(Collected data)
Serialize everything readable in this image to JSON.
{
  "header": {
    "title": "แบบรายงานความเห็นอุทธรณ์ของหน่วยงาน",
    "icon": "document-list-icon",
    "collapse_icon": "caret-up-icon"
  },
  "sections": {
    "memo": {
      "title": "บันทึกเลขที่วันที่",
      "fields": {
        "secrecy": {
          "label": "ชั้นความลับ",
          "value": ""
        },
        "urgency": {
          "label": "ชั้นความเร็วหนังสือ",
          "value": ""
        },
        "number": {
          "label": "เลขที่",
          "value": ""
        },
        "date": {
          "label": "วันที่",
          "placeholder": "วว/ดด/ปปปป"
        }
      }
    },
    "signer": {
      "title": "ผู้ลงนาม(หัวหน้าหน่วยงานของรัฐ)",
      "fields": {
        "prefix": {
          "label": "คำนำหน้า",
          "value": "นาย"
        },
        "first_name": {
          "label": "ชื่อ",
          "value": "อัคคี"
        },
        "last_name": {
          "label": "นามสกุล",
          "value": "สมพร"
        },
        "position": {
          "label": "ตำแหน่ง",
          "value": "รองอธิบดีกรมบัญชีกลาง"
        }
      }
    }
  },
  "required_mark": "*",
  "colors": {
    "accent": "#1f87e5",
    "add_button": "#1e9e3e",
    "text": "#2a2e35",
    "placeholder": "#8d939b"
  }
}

— Written problem —
Type out the material again exactly as presented.

— The result —
Serialize everything readable in this image to JSON.
{
  "header": {
    "title": "แบบรายงานความเห็นอุทธรณ์ของหน่วยงาน",
    "icon": "document-list-icon",
    "collapse_icon": "caret-up-icon"
  },
  "sections": {
    "memo": {
      "title": "บันทึกเลขที่วันที่",
      "fields": {
        "secrecy": {
          "label": "ชั้นความลับ",
          "value": ""
        },
        "urgency": {
          "label": "ชั้นความเร็วหนังสือ",
          "value": ""
        },
        "number": {
          "label": "เลขที่",
          "value": ""
        },
        "date": {
          "label": "วันที่",
          "placeholder": "วว/ดด/ปปปป"
        }
      }
    },
    "signer": {
      "title": "ผู้ลงนาม(หัวหน้าหน่วยงานของรัฐ)",
      "fields": {
        "prefix": {
          "label": "คำนำหน้า",
          "value": "นาย"
        },
        "first_name": {
          "label": "ชื่อ",
          "value": "อัคคี"
        },
        "last_name": {
          "label": "นามสกุล",
          "value": "สมพร"
        },
        "position": {
          "label": "ตำแหน่ง",
          "value": "รองอธิบดีกรมบัญชีกลาง"
        }
      }
    }
  },
  "required_mark": "*",
  "colors": {
    "accent": "#1f87e5",
    "add_button": "#1e9e3e",
    "text": "#2a2e35",
    "placeholder": "#8d939b"
  }
}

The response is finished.